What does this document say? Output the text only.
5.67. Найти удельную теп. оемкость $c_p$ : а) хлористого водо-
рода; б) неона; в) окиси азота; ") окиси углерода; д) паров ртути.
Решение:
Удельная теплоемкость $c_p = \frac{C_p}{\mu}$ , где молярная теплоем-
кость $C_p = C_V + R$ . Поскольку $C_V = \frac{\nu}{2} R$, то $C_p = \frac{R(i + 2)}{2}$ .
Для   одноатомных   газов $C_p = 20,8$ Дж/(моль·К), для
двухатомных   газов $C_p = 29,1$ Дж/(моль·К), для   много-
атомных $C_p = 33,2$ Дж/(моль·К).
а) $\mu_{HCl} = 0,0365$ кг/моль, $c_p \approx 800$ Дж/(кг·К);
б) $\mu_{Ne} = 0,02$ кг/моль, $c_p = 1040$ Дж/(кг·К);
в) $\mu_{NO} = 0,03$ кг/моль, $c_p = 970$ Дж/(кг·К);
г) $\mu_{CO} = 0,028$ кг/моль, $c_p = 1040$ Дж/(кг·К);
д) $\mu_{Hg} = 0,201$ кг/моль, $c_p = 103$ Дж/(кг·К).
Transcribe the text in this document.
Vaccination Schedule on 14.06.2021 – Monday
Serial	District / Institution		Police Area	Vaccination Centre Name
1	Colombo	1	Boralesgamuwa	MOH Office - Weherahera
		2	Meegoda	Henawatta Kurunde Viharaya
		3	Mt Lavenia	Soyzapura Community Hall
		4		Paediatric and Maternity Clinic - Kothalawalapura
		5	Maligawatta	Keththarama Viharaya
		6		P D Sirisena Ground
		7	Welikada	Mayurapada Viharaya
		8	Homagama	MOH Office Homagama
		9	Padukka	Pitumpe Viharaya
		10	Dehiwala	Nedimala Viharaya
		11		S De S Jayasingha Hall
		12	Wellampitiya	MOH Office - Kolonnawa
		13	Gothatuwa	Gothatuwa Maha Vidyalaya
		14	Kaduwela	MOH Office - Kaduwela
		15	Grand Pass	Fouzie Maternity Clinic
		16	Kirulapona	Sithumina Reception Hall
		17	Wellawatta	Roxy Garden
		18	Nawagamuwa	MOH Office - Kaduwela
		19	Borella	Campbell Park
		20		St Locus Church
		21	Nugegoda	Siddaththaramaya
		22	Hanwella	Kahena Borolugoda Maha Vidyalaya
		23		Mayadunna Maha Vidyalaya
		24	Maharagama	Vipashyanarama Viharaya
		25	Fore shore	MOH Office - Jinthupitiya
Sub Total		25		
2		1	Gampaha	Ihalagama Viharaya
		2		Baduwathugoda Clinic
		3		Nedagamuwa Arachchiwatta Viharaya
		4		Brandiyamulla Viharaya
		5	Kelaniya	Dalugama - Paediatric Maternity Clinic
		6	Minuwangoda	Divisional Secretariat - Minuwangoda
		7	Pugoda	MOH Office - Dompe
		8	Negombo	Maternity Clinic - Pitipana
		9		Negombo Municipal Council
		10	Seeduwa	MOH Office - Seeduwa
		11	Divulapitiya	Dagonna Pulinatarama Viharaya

........

▶ _EXERCISE DIRECTIONS_
All entries shown above should be printed again exactly.

▶ _THE RESULT_
What does this document say? Output the text only.
5.67. Найти удельную теп. оемкость $c_p$ : а) хлористого водо-
рода; б) неона; в) окиси азота; ") окиси углерода; д) паров ртути.
Решение:
Удельная теплоемкость $c_p = \frac{C_p}{\mu}$ , где молярная теплоем-
кость $C_p = C_V + R$ . Поскольку $C_V = \frac{\nu}{2} R$, то $C_p = \frac{R(i + 2)}{2}$ .
Для   одноатомных   газов $C_p = 20,8$ Дж/(моль·К), для
двухатомных   газов $C_p = 29,1$ Дж/(моль·К), для   много-
атомных $C_p = 33,2$ Дж/(моль·К).
а) $\mu_{HCl} = 0,0365$ кг/моль, $c_p \approx 800$ Дж/(кг·К);
б) $\mu_{Ne} = 0,02$ кг/моль, $c_p = 1040$ Дж/(кг·К);
в) $\mu_{NO} = 0,03$ кг/моль, $c_p = 970$ Дж/(кг·К);
г) $\mu_{CO} = 0,028$ кг/моль, $c_p = 1040$ Дж/(кг·К);
д) $\mu_{Hg} = 0,201$ кг/моль, $c_p = 103$ Дж/(кг·К).
Transcribe the text in this document.
Vaccination Schedule on 14.06.2021 – Monday
Serial	District / Institution		Police Area	Vaccination Centre Name
1	Colombo	1	Boralesgamuwa	MOH Office - Weherahera
		2	Meegoda	Henawatta Kurunde Viharaya
		3	Mt Lavenia	Soyzapura Community Hall
		4		Paediatric and Maternity Clinic - Kothalawalapura
		5	Maligawatta	Keththarama Viharaya
		6		P D Sirisena Ground
		7	Welikada	Mayurapada Viharaya
		8	Homagama	MOH Office Homagama
		9	Padukka	Pitumpe Viharaya
		10	Dehiwala	Nedimala Viharaya
		11		S De S Jayasingha Hall
		12	Wellampitiya	MOH Office - Kolonnawa
		13	Gothatuwa	Gothatuwa Maha Vidyalaya
		14	Kaduwela	MOH Office - Kaduwela
		15	Grand Pass	Fouzie Maternity Clinic
		16	Kirulapona	Sithumina Reception Hall
		17	Wellawatta	Roxy Garden
		18	Nawagamuwa	MOH Office - Kaduwela
		19	Borella	Campbell Park
		20		St Locus Church
		21	Nugegoda	Siddaththaramaya
		22	Hanwella	Kahena Borolugoda Maha Vidyalaya
		23		Mayadunna Maha Vidyalaya
		24	Maharagama	Vipashyanarama Viharaya
		25	Fore shore	MOH Office - Jinthupitiya
Sub Total		25		
2		1	Gampaha	Ihalagama Viharaya
		2		Baduwathugoda Clinic
		3		Nedagamuwa Arachchiwatta Viharaya
		4		Brandiyamulla Viharaya
		5	Kelaniya	Dalugama - Paediatric Maternity Clinic
		6	Minuwangoda	Divisional Secretariat - Minuwangoda
		7	Pugoda	MOH Office - Dompe
		8	Negombo	Maternity Clinic - Pitipana
		9		Negombo Municipal Council
		10	Seeduwa	MOH Office - Seeduwa
		11	Divulapitiya	Dagonna Pulinatarama Viharaya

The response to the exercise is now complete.